**Work required**
Copy out all of the material exactly.

**Recorded information**
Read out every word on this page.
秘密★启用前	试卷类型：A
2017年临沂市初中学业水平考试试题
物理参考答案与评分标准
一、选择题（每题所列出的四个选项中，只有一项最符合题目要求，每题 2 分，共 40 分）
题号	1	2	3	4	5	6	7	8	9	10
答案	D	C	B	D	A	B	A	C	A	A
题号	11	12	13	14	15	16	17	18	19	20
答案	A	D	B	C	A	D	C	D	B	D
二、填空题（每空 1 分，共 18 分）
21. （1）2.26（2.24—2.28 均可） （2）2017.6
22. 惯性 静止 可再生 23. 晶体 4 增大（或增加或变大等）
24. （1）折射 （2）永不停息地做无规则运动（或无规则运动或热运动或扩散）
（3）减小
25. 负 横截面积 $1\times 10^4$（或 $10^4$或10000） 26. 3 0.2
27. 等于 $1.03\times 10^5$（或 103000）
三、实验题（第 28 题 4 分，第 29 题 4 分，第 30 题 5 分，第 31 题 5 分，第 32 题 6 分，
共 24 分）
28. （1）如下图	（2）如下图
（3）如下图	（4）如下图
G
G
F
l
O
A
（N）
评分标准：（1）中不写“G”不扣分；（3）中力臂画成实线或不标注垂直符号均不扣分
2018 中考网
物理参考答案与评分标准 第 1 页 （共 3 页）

**The answer**
Read out every word on this page.
秘密★启用前	试卷类型：A
2017年临沂市初中学业水平考试试题
物理参考答案与评分标准
一、选择题（每题所列出的四个选项中，只有一项最符合题目要求，每题 2 分，共 40 分）
题号	1	2	3	4	5	6	7	8	9	10
答案	D	C	B	D	A	B	A	C	A	A
题号	11	12	13	14	15	16	17	18	19	20
答案	A	D	B	C	A	D	C	D	B	D
二、填空题（每空 1 分，共 18 分）
21. （1）2.26（2.24—2.28 均可） （2）2017.6
22. 惯性 静止 可再生 23. 晶体 4 增大（或增加或变大等）
24. （1）折射 （2）永不停息地做无规则运动（或无规则运动或热运动或扩散）
（3）减小
25. 负 横截面积 $1\times 10^4$（或 $10^4$或10000） 26. 3 0.2
27. 等于 $1.03\times 10^5$（或 103000）
三、实验题（第 28 题 4 分，第 29 题 4 分，第 30 题 5 分，第 31 题 5 分，第 32 题 6 分，
共 24 分）
28. （1）如下图	（2）如下图
（3）如下图	（4）如下图
G
G
F
l
O
A
（N）
评分标准：（1）中不写“G”不扣分；（3）中力臂画成实线或不标注垂直符号均不扣分
2018 中考网
物理参考答案与评分标准 第 1 页 （共 3 页）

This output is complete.